Reproduce every entry exactly and leave its pictures out.

====== Entries ======

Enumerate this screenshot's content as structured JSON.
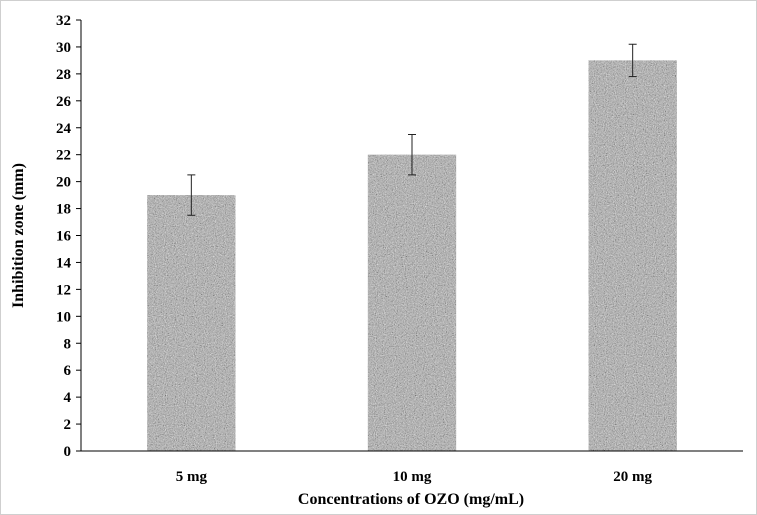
{
  "chart_data": {
    "type": "bar",
    "title": "",
    "categories": [
      "5 mg",
      "10 mg",
      "20 mg"
    ],
    "values": [
      19,
      22,
      29
    ],
    "error": [
      1.5,
      1.5,
      1.2
    ],
    "xlabel": "Concentrations of OZO (mg/mL)",
    "ylabel": "Inhibition zone (mm)",
    "ylim": [
      0,
      32
    ],
    "yticks": [
      "0",
      "2",
      "4",
      "6",
      "8",
      "10",
      "12",
      "14",
      "16",
      "18",
      "20",
      "22",
      "24",
      "26",
      "28",
      "30",
      "32"
    ],
    "grid": false,
    "legend": "none",
    "bar_color": "#a8a8a8"
  }
}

======

• Answer in full
Enumerate this screenshot's content as structured JSON.
{
  "chart_data": {
    "type": "bar",
    "title": "",
    "categories": [
      "5 mg",
      "10 mg",
      "20 mg"
    ],
    "values": [
      19,
      22,
      29
    ],
    "error": [
      1.5,
      1.5,
      1.2
    ],
    "xlabel": "Concentrations of OZO (mg/mL)",
    "ylabel": "Inhibition zone (mm)",
    "ylim": [
      0,
      32
    ],
    "yticks": [
      "0",
      "2",
      "4",
      "6",
      "8",
      "10",
      "12",
      "14",
      "16",
      "18",
      "20",
      "22",
      "24",
      "26",
      "28",
      "30",
      "32"
    ],
    "grid": false,
    "legend": "none",
    "bar_color": "#a8a8a8"
  }
}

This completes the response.